**DIRECTIVE**
Print all entries word for word.

**RECORD EXTRACTS**
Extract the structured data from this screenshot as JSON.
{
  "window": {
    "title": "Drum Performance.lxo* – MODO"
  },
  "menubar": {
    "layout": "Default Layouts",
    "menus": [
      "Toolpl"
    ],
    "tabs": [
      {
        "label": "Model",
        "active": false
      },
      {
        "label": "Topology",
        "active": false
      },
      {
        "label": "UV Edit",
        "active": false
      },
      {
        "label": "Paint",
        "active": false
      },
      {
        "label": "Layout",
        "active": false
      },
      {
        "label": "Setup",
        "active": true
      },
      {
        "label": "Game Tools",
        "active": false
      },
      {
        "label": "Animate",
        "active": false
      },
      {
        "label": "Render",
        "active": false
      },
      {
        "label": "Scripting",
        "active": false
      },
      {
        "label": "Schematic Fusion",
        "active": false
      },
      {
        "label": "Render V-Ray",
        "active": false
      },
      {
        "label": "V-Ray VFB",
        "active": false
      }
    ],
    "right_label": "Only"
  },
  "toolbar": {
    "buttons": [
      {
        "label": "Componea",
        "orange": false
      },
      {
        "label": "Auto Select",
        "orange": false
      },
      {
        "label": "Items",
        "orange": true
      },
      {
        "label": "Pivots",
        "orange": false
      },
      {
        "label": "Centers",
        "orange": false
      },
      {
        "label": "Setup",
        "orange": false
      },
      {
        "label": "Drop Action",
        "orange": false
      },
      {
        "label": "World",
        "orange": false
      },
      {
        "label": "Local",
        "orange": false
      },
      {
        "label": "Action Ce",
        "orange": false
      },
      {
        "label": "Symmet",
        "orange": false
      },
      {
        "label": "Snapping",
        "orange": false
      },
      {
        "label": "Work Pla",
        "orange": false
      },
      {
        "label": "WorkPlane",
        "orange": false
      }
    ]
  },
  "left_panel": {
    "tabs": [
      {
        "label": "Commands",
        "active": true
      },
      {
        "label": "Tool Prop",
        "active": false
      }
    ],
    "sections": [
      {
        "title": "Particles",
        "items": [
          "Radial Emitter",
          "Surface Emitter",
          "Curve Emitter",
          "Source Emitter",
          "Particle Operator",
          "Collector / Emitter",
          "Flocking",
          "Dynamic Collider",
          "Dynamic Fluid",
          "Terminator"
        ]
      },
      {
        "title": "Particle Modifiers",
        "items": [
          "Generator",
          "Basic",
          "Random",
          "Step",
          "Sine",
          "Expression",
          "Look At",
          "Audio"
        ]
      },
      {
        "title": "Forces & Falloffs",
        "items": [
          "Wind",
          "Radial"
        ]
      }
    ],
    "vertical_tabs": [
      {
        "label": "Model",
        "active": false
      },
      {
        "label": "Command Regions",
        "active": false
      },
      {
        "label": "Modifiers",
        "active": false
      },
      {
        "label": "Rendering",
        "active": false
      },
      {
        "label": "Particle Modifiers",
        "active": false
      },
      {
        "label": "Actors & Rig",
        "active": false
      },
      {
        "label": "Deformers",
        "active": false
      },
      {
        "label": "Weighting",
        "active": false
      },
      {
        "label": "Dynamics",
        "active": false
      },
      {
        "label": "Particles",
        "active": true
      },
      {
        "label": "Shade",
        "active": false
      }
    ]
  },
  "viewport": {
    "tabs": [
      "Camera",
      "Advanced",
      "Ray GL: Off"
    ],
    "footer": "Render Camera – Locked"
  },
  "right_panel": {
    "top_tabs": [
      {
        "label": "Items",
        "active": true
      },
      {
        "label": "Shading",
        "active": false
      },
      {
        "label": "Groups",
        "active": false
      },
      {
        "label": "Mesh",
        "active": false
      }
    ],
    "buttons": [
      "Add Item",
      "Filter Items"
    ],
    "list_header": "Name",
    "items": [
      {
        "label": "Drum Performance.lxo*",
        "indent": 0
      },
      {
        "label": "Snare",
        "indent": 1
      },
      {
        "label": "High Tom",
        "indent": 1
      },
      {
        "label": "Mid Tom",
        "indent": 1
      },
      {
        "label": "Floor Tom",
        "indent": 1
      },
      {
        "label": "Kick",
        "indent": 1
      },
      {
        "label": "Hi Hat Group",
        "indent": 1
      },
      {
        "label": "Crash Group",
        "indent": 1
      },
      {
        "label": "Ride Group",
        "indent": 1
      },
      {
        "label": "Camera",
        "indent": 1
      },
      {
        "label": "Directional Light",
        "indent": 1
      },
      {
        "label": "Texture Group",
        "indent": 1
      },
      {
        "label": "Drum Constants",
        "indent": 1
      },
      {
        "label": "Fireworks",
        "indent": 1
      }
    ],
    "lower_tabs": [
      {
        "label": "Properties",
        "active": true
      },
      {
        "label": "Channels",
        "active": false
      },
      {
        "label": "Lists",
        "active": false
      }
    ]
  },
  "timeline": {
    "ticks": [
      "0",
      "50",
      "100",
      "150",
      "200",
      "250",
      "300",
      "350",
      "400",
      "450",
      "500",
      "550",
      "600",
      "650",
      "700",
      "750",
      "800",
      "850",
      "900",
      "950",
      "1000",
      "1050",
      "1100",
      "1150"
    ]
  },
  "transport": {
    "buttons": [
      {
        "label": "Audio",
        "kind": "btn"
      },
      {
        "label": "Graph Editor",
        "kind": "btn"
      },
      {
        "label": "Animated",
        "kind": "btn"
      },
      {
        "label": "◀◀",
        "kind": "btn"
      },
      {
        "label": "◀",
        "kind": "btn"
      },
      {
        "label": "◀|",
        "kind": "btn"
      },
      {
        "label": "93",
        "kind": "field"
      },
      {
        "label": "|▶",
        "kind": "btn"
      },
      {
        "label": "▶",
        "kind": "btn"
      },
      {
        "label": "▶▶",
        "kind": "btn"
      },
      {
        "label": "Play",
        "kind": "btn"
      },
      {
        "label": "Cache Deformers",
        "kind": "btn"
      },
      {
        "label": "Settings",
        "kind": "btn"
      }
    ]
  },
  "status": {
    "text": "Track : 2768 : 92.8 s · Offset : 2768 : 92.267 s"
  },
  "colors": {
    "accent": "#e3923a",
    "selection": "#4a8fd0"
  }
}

**RESPONSE TO THE EXERCISE**
Extract the structured data from this screenshot as JSON.
{
  "window": {
    "title": "Drum Performance.lxo* – MODO"
  },
  "menubar": {
    "layout": "Default Layouts",
    "menus": [
      "Toolpl"
    ],
    "tabs": [
      {
        "label": "Model",
        "active": false
      },
      {
        "label": "Topology",
        "active": false
      },
      {
        "label": "UV Edit",
        "active": false
      },
      {
        "label": "Paint",
        "active": false
      },
      {
        "label": "Layout",
        "active": false
      },
      {
        "label": "Setup",
        "active": true
      },
      {
        "label": "Game Tools",
        "active": false
      },
      {
        "label": "Animate",
        "active": false
      },
      {
        "label": "Render",
        "active": false
      },
      {
        "label": "Scripting",
        "active": false
      },
      {
        "label": "Schematic Fusion",
        "active": false
      },
      {
        "label": "Render V-Ray",
        "active": false
      },
      {
        "label": "V-Ray VFB",
        "active": false
      }
    ],
    "right_label": "Only"
  },
  "toolbar": {
    "buttons": [
      {
        "label": "Componea",
        "orange": false
      },
      {
        "label": "Auto Select",
        "orange": false
      },
      {
        "label": "Items",
        "orange": true
      },
      {
        "label": "Pivots",
        "orange": false
      },
      {
        "label": "Centers",
        "orange": false
      },
      {
        "label": "Setup",
        "orange": false
      },
      {
        "label": "Drop Action",
        "orange": false
      },
      {
        "label": "World",
        "orange": false
      },
      {
        "label": "Local",
        "orange": false
      },
      {
        "label": "Action Ce",
        "orange": false
      },
      {
        "label": "Symmet",
        "orange": false
      },
      {
        "label": "Snapping",
        "orange": false
      },
      {
        "label": "Work Pla",
        "orange": false
      },
      {
        "label": "WorkPlane",
        "orange": false
      }
    ]
  },
  "left_panel": {
    "tabs": [
      {
        "label": "Commands",
        "active": true
      },
      {
        "label": "Tool Prop",
        "active": false
      }
    ],
    "sections": [
      {
        "title": "Particles",
        "items": [
          "Radial Emitter",
          "Surface Emitter",
          "Curve Emitter",
          "Source Emitter",
          "Particle Operator",
          "Collector / Emitter",
          "Flocking",
          "Dynamic Collider",
          "Dynamic Fluid",
          "Terminator"
        ]
      },
      {
        "title": "Particle Modifiers",
        "items": [
          "Generator",
          "Basic",
          "Random",
          "Step",
          "Sine",
          "Expression",
          "Look At",
          "Audio"
        ]
      },
      {
        "title": "Forces & Falloffs",
        "items": [
          "Wind",
          "Radial"
        ]
      }
    ],
    "vertical_tabs": [
      {
        "label": "Model",
        "active": false
      },
      {
        "label": "Command Regions",
        "active": false
      },
      {
        "label": "Modifiers",
        "active": false
      },
      {
        "label": "Rendering",
        "active": false
      },
      {
        "label": "Particle Modifiers",
        "active": false
      },
      {
        "label": "Actors & Rig",
        "active": false
      },
      {
        "label": "Deformers",
        "active": false
      },
      {
        "label": "Weighting",
        "active": false
      },
      {
        "label": "Dynamics",
        "active": false
      },
      {
        "label": "Particles",
        "active": true
      },
      {
        "label": "Shade",
        "active": false
      }
    ]
  },
  "viewport": {
    "tabs": [
      "Camera",
      "Advanced",
      "Ray GL: Off"
    ],
    "footer": "Render Camera – Locked"
  },
  "right_panel": {
    "top_tabs": [
      {
        "label": "Items",
        "active": true
      },
      {
        "label": "Shading",
        "active": false
      },
      {
        "label": "Groups",
        "active": false
      },
      {
        "label": "Mesh",
        "active": false
      }
    ],
    "buttons": [
      "Add Item",
      "Filter Items"
    ],
    "list_header": "Name",
    "items": [
      {
        "label": "Drum Performance.lxo*",
        "indent": 0
      },
      {
        "label": "Snare",
        "indent": 1
      },
      {
        "label": "High Tom",
        "indent": 1
      },
      {
        "label": "Mid Tom",
        "indent": 1
      },
      {
        "label": "Floor Tom",
        "indent": 1
      },
      {
        "label": "Kick",
        "indent": 1
      },
      {
        "label": "Hi Hat Group",
        "indent": 1
      },
      {
        "label": "Crash Group",
        "indent": 1
      },
      {
        "label": "Ride Group",
        "indent": 1
      },
      {
        "label": "Camera",
        "indent": 1
      },
      {
        "label": "Directional Light",
        "indent": 1
      },
      {
        "label": "Texture Group",
        "indent": 1
      },
      {
        "label": "Drum Constants",
        "indent": 1
      },
      {
        "label": "Fireworks",
        "indent": 1
      }
    ],
    "lower_tabs": [
      {
        "label": "Properties",
        "active": true
      },
      {
        "label": "Channels",
        "active": false
      },
      {
        "label": "Lists",
        "active": false
      }
    ]
  },
  "timeline": {
    "ticks": [
      "0",
      "50",
      "100",
      "150",
      "200",
      "250",
      "300",
      "350",
      "400",
      "450",
      "500",
      "550",
      "600",
      "650",
      "700",
      "750",
      "800",
      "850",
      "900",
      "950",
      "1000",
      "1050",
      "1100",
      "1150"
    ]
  },
  "transport": {
    "buttons": [
      {
        "label": "Audio",
        "kind": "btn"
      },
      {
        "label": "Graph Editor",
        "kind": "btn"
      },
      {
        "label": "Animated",
        "kind": "btn"
      },
      {
        "label": "◀◀",
        "kind": "btn"
      },
      {
        "label": "◀",
        "kind": "btn"
      },
      {
        "label": "◀|",
        "kind": "btn"
      },
      {
        "label": "93",
        "kind": "field"
      },
      {
        "label": "|▶",
        "kind": "btn"
      },
      {
        "label": "▶",
        "kind": "btn"
      },
      {
        "label": "▶▶",
        "kind": "btn"
      },
      {
        "label": "Play",
        "kind": "btn"
      },
      {
        "label": "Cache Deformers",
        "kind": "btn"
      },
      {
        "label": "Settings",
        "kind": "btn"
      }
    ]
  },
  "status": {
    "text": "Track : 2768 : 92.8 s · Offset : 2768 : 92.267 s"
  },
  "colors": {
    "accent": "#e3923a",
    "selection": "#4a8fd0"
  }
}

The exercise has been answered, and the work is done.